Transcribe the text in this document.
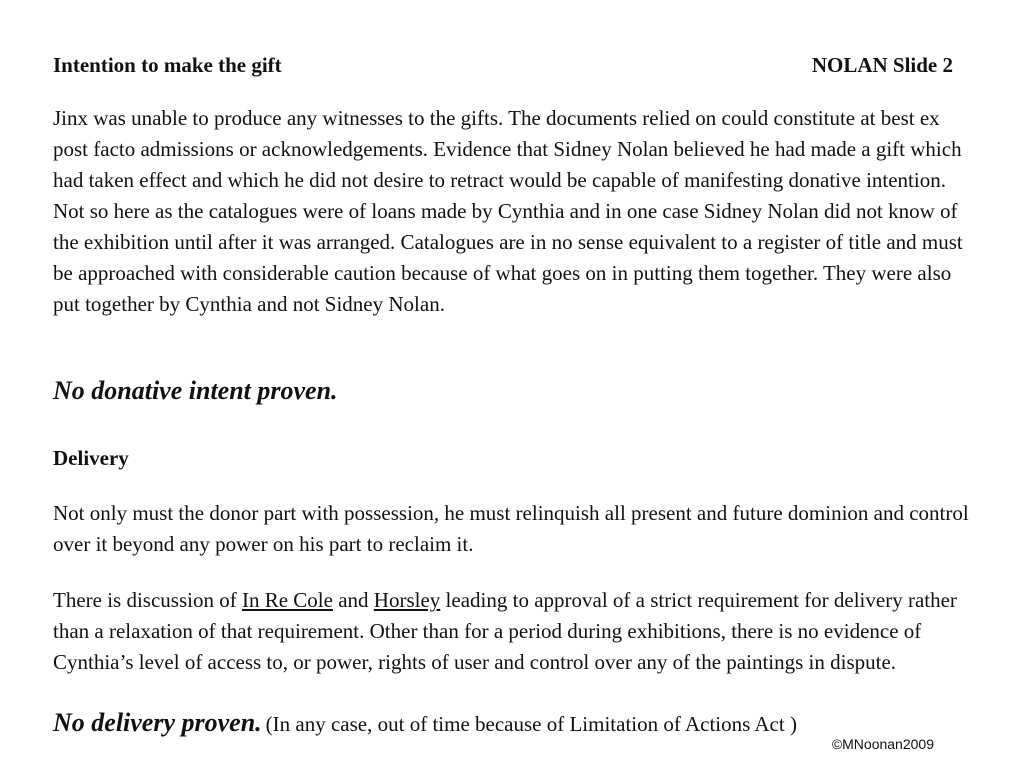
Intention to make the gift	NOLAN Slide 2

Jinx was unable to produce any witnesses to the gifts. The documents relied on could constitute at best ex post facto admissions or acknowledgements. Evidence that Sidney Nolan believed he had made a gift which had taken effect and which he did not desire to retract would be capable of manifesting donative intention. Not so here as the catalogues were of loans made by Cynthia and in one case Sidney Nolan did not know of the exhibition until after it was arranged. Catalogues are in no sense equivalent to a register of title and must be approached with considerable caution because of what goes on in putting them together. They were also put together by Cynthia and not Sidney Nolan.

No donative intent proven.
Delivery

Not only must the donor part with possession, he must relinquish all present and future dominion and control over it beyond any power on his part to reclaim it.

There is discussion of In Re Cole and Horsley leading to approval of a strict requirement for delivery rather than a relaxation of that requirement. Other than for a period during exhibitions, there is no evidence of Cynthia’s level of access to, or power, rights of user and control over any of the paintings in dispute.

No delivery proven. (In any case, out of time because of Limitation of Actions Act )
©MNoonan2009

********************

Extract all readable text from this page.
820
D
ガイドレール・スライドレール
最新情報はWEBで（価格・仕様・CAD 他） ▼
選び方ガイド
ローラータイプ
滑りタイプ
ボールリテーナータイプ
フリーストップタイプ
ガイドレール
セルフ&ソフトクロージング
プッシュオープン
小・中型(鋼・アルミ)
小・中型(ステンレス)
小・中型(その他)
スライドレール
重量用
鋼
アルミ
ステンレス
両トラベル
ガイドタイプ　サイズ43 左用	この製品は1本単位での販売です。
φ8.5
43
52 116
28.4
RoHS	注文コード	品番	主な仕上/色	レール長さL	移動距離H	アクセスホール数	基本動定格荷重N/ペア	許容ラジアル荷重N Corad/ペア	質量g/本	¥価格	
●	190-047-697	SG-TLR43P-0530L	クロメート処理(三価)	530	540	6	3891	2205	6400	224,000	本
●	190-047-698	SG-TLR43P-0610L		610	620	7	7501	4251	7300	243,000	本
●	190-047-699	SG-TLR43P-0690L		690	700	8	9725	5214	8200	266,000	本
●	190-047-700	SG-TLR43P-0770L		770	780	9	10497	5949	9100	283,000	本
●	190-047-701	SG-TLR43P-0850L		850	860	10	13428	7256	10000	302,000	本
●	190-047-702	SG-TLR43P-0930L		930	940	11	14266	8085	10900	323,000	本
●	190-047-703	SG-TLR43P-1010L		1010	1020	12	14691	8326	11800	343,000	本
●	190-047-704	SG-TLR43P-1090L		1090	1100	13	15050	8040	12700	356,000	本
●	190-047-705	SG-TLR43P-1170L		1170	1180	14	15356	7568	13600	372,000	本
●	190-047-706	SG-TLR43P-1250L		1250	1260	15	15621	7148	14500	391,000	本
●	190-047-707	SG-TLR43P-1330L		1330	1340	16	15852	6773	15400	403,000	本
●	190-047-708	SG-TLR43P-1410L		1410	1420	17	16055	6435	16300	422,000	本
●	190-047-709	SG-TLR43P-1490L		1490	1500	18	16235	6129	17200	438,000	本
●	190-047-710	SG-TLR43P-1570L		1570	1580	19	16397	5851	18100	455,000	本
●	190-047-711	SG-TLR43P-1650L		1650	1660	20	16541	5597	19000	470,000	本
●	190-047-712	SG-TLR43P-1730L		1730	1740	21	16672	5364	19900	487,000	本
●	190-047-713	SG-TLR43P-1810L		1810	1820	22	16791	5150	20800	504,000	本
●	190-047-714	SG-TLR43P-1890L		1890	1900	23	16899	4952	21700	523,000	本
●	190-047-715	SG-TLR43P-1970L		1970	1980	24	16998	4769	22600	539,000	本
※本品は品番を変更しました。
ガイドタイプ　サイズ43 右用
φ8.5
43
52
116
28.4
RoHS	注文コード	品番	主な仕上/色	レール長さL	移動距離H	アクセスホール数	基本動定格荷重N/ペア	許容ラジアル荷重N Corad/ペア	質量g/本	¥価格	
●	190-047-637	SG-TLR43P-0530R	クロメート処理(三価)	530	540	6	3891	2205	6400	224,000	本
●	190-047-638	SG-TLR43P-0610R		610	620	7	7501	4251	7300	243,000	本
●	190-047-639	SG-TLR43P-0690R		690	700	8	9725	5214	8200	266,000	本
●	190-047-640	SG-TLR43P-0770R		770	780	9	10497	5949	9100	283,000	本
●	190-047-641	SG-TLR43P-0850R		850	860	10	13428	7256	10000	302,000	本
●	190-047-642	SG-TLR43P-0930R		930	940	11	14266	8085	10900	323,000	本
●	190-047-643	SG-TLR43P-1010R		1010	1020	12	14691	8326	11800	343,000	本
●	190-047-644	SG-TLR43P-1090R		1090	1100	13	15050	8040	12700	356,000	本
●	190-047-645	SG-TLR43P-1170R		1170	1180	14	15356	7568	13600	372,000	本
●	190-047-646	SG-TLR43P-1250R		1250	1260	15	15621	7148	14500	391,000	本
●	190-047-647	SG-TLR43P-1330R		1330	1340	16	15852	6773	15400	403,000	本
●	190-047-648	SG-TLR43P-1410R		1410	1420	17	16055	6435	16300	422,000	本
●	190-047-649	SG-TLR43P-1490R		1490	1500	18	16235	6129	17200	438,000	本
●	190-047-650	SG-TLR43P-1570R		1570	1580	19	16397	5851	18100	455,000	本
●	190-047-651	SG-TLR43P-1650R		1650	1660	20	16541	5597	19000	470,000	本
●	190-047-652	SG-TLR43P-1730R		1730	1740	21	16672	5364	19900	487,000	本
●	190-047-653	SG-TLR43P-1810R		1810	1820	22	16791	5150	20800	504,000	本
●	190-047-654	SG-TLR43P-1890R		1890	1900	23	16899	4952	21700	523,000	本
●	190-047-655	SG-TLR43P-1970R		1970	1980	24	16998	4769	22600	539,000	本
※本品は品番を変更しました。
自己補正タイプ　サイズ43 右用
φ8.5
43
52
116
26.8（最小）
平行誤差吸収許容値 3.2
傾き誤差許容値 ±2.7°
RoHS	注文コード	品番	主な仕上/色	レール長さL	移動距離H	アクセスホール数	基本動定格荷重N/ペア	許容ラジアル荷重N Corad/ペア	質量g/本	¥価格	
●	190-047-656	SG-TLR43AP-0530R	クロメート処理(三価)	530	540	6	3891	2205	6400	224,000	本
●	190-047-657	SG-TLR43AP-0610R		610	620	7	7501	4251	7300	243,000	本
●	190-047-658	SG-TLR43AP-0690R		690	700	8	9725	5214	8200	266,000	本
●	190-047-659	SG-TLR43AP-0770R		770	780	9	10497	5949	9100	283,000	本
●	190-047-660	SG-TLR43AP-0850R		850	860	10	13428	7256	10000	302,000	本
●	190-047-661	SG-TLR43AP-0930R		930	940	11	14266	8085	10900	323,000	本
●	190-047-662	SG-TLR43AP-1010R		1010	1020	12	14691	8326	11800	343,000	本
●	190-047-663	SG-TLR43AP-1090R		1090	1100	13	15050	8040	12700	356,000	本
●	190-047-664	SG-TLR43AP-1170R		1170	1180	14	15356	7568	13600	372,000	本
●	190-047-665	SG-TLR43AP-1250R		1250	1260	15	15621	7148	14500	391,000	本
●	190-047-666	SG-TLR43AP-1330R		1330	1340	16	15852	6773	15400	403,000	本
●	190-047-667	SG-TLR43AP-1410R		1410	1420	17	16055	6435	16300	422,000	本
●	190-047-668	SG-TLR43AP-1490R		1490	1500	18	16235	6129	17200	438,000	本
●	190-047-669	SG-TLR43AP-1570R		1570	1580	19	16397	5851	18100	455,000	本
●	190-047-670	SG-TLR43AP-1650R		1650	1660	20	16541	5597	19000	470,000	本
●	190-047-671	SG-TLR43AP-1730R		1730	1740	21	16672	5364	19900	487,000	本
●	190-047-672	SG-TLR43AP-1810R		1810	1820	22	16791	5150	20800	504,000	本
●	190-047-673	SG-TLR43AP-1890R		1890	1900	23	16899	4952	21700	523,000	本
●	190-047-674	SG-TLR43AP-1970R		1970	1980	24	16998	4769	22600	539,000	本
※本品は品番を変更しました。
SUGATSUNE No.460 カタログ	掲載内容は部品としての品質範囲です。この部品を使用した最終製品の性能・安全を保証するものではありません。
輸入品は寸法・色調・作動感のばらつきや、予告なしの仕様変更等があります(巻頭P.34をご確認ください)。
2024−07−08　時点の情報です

********************

**What is needed**
Read the entries above, then pull out the lines that include "power".

**Response**
Not only must the donor part with possession, he must relinquish all present and future dominion and control over it beyond any power on his part to reclaim it.
There is discussion of In Re Cole and Horsley leading to approval of a strict requirement for delivery rather than a relaxation of that requirement. Other than for a period during exhibitions, there is no evidence of Cynthia’s level of access to, or power, rights of user and control over any of the paintings in dispute.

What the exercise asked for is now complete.